_THE EXERCISE_
Collect all lines from the listing that include the string "Aftermarket".

[Saved entries]
-------------------------

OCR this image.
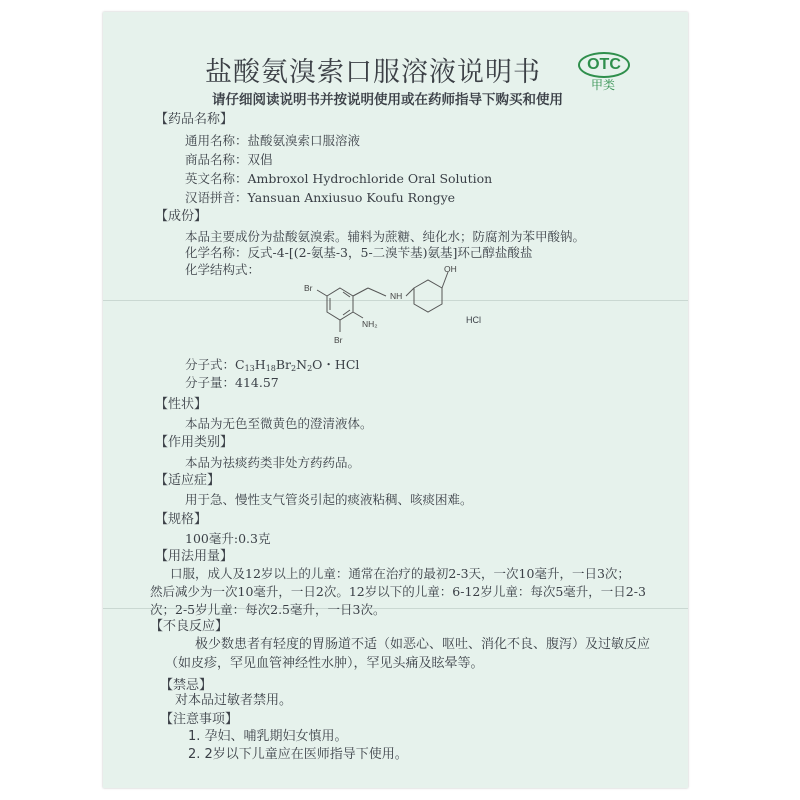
盐酸氨溴索口服溶液说明书	OTC
甲类
请仔细阅读说明书并按说明使用或在药师指导下购买和使用
【药品名称】
通用名称：盐酸氨溴索口服溶液
商品名称：双倡
英文名称：Ambroxol Hydrochloride Oral Solution
汉语拼音：Yansuan Anxiusuo Koufu Rongye
【成份】
本品主要成份为盐酸氨溴索。辅料为蔗糖、纯化水；防腐剂为苯甲酸钠。
化学名称：反式-4-[(2-氨基-3，5-二溴苄基)氨基]环己醇盐酸盐
化学结构式：
Br
Br
NH₂
NH
OH
HCl
分子式：$C_{13}H_{18}Br_2N_2O$・HCl
分子量：414.57
【性状】
本品为无色至微黄色的澄清液体。
【作用类别】
本品为祛痰药类非处方药药品。
【适应症】
用于急、慢性支气管炎引起的痰液粘稠、咳痰困难。
【规格】
100毫升:0.3克
【用法用量】
口服，成人及12岁以上的儿童：通常在治疗的最初2-3天，一次10毫升，一日3次；
然后减少为一次10毫升，一日2次。12岁以下的儿童：6-12岁儿童：每次5毫升，一日2-3
次；2-5岁儿童：每次2.5毫升，一日3次。
【不良反应】
极少数患者有轻度的胃肠道不适（如恶心、呕吐、消化不良、腹泻）及过敏反应
（如皮疹，罕见血管神经性水肿），罕见头痛及眩晕等。
【禁忌】
对本品过敏者禁用。
【注意事项】
1. 孕妇、哺乳期妇女慎用。
2. 2岁以下儿童应在医师指导下使用。
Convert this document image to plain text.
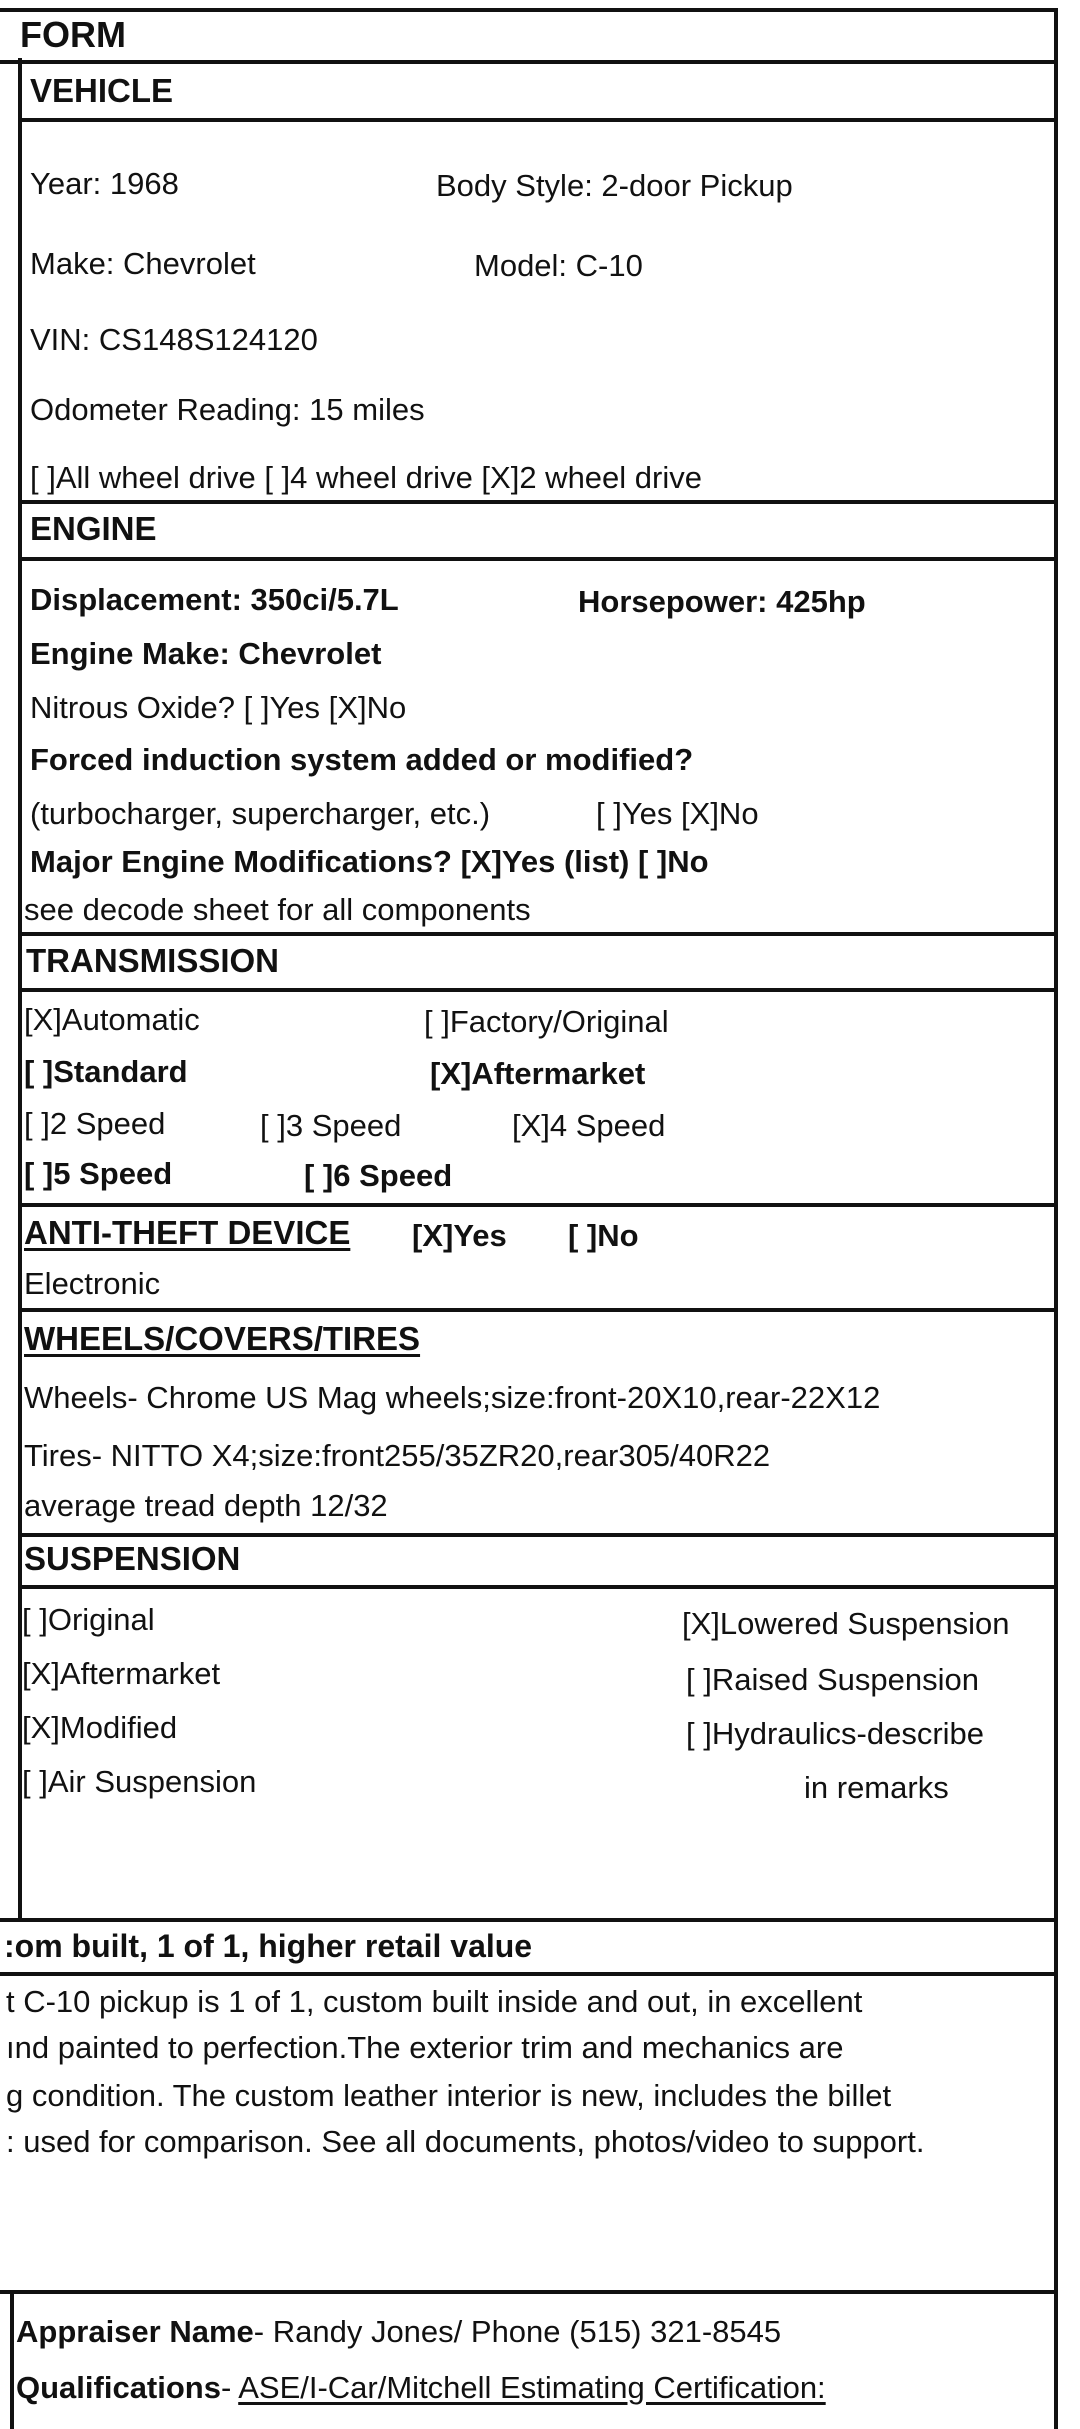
FORM
VEHICLE
Year: 1968	Body Style: 2-door Pickup
Make: Chevrolet	Model: C-10
VIN: CS148S124120
Odometer Reading: 15 miles
[ ]All wheel drive [ ]4 wheel drive [X]2 wheel drive
ENGINE
Displacement: 350ci/5.7L	Horsepower: 425hp
Engine Make: Chevrolet
Nitrous Oxide? [ ]Yes [X]No
Forced induction system added or modified?
(turbocharger, supercharger, etc.)	[ ]Yes [X]No
Major Engine Modifications? [X]Yes (list) [ ]No
see decode sheet for all components
TRANSMISSION
[X]Automatic	[ ]Factory/Original
[ ]Standard	[X]Aftermarket
[ ]2 Speed	[ ]3 Speed	[X]4 Speed
[ ]5 Speed	[ ]6 Speed
ANTI-THEFT DEVICE [X]Yes [ ]No
Electronic
WHEELS/COVERS/TIRES
Wheels- Chrome US Mag wheels;size:front-20X10,rear-22X12
Tires- NITTO X4;size:front255/35ZR20,rear305/40R22
average tread depth 12/32
SUSPENSION
[ ]Original	[X]Lowered Suspension
[X]Aftermarket	[ ]Raised Suspension
[X]Modified	[ ]Hydraulics-describe
[ ]Air Suspension	in remarks
:om built, 1 of 1, higher retail value
t C-10 pickup is 1 of 1, custom built inside and out, in excellent
ınd painted to perfection.The exterior trim and mechanics are
g condition. The custom leather interior is new, includes the billet
: used for comparison. See all documents, photos/video to support.
Appraiser Name- Randy Jones/ Phone (515) 321-8545
Qualifications- ASE/I-Car/Mitchell Estimating Certification:
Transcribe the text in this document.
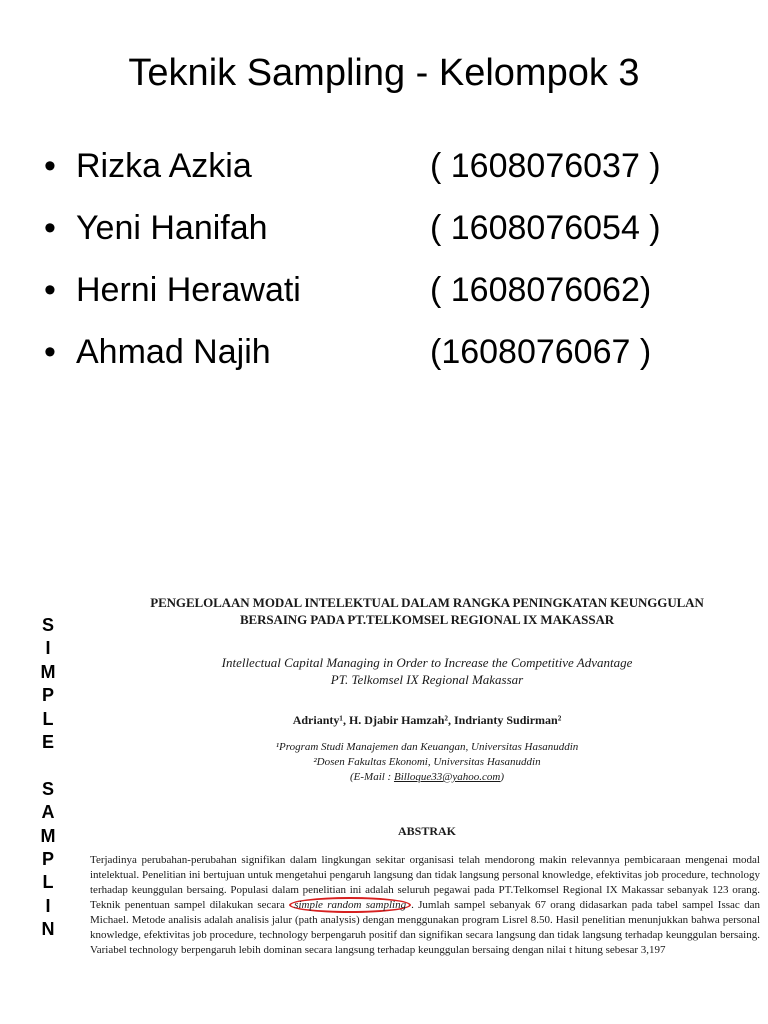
Teknik Sampling - Kelompok 3
• Rizka Azkia	( 1608076037 )
• Yeni Hanifah	( 1608076054 )
• Herni Herawati	( 1608076062)
• Ahmad Najih	(1608076067 )
S
I
M
P
L
E
S
A
M
P
L
I
N

PENGELOLAAN MODAL INTELEKTUAL DALAM RANGKA PENINGKATAN KEUNGGULAN
BERSAING PADA PT.TELKOMSEL REGIONAL IX MAKASSAR

Intellectual Capital Managing in Order to Increase the Competitive Advantage
PT. Telkomsel IX Regional Makassar

Adrianty¹, H. Djabir Hamzah², Indrianty Sudirman²

¹Program Studi Manajemen dan Keuangan, Universitas Hasanuddin
²Dosen Fakultas Ekonomi, Universitas Hasanuddin

(E-Mail : Billoque33@yahoo.com)

ABSTRAK

Terjadinya perubahan-perubahan signifikan dalam lingkungan sekitar organisasi telah mendorong makin relevannya pembicaraan mengenai modal intelektual. Penelitian ini bertujuan untuk mengetahui pengaruh langsung dan tidak langsung personal knowledge, efektivitas job procedure, technology terhadap keunggulan bersaing. Populasi dalam penelitian ini adalah seluruh pegawai pada PT.Telkomsel Regional IX Makassar sebanyak 123 orang. Teknik penentuan sampel dilakukan secara simple random sampling . Jumlah sampel sebanyak 67 orang didasarkan pada tabel sampel Issac dan Michael. Metode analisis adalah analisis jalur (path analysis) dengan menggunakan program Lisrel 8.50. Hasil penelitian menunjukkan bahwa personal knowledge, efektivitas job procedure, technology berpengaruh positif dan signifikan secara langsung dan tidak langsung terhadap keunggulan bersaing. Variabel technology berpengaruh lebih dominan secara langsung terhadap keunggulan bersaing dengan nilai t hitung sebesar 3,197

-------------------------

_FINISHED TASK_
[ ]Standard	[X]Aftermarket
[X]Aftermarket	[ ]Raised Suspension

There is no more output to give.